■ **WHAT YOU WILL DO**
Extract every line that contains the word "each".

-------- DATASET CONTENT --------

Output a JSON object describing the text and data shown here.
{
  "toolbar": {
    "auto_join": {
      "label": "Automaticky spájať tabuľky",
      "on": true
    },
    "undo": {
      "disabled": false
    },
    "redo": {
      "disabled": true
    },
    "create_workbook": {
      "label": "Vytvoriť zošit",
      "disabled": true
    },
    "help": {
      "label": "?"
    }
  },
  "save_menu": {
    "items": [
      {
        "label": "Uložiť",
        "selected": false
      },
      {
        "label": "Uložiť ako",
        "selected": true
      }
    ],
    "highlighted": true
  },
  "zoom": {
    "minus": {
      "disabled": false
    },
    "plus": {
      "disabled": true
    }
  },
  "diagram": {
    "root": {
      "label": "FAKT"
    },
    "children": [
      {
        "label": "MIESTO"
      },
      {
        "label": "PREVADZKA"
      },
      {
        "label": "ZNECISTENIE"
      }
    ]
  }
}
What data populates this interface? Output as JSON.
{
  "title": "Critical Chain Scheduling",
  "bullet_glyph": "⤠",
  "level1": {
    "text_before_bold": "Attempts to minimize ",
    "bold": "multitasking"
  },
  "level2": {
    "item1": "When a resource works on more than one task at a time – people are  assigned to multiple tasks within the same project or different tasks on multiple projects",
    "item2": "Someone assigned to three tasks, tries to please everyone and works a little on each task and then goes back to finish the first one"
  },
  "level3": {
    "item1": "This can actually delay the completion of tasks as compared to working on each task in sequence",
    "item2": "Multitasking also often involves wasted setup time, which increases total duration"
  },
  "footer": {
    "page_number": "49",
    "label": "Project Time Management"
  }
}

--------

■ **EXPECTED ANSWER**
    "item2": "Someone assigned to three tasks, tries to please everyone and works a little on each task and then goes back to finish the first one"
    "item1": "This can actually delay the completion of tasks as compared to working on each task in sequence",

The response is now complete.